> [EXERCISE PROMPT] Each entry has to be copied exactly, with nothing missed.

> [AVAILABLE DATA]
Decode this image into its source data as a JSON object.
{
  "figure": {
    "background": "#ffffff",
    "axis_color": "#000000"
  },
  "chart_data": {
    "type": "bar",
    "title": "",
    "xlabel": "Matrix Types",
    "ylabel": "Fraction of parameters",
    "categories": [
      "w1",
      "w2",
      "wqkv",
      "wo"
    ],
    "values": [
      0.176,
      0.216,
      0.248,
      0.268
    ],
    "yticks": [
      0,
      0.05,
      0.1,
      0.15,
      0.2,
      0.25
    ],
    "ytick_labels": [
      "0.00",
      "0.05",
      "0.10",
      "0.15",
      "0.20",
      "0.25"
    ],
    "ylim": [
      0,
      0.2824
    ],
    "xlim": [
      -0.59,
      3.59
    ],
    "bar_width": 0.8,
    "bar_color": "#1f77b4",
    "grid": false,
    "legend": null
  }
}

> [CORRECT RESULT]
Decode this image into its source data as a JSON object.
{
  "figure": {
    "background": "#ffffff",
    "axis_color": "#000000"
  },
  "chart_data": {
    "type": "bar",
    "title": "",
    "xlabel": "Matrix Types",
    "ylabel": "Fraction of parameters",
    "categories": [
      "w1",
      "w2",
      "wqkv",
      "wo"
    ],
    "values": [
      0.176,
      0.216,
      0.248,
      0.268
    ],
    "yticks": [
      0,
      0.05,
      0.1,
      0.15,
      0.2,
      0.25
    ],
    "ytick_labels": [
      "0.00",
      "0.05",
      "0.10",
      "0.15",
      "0.20",
      "0.25"
    ],
    "ylim": [
      0,
      0.2824
    ],
    "xlim": [
      -0.59,
      3.59
    ],
    "bar_width": 0.8,
    "bar_color": "#1f77b4",
    "grid": false,
    "legend": null
  }
}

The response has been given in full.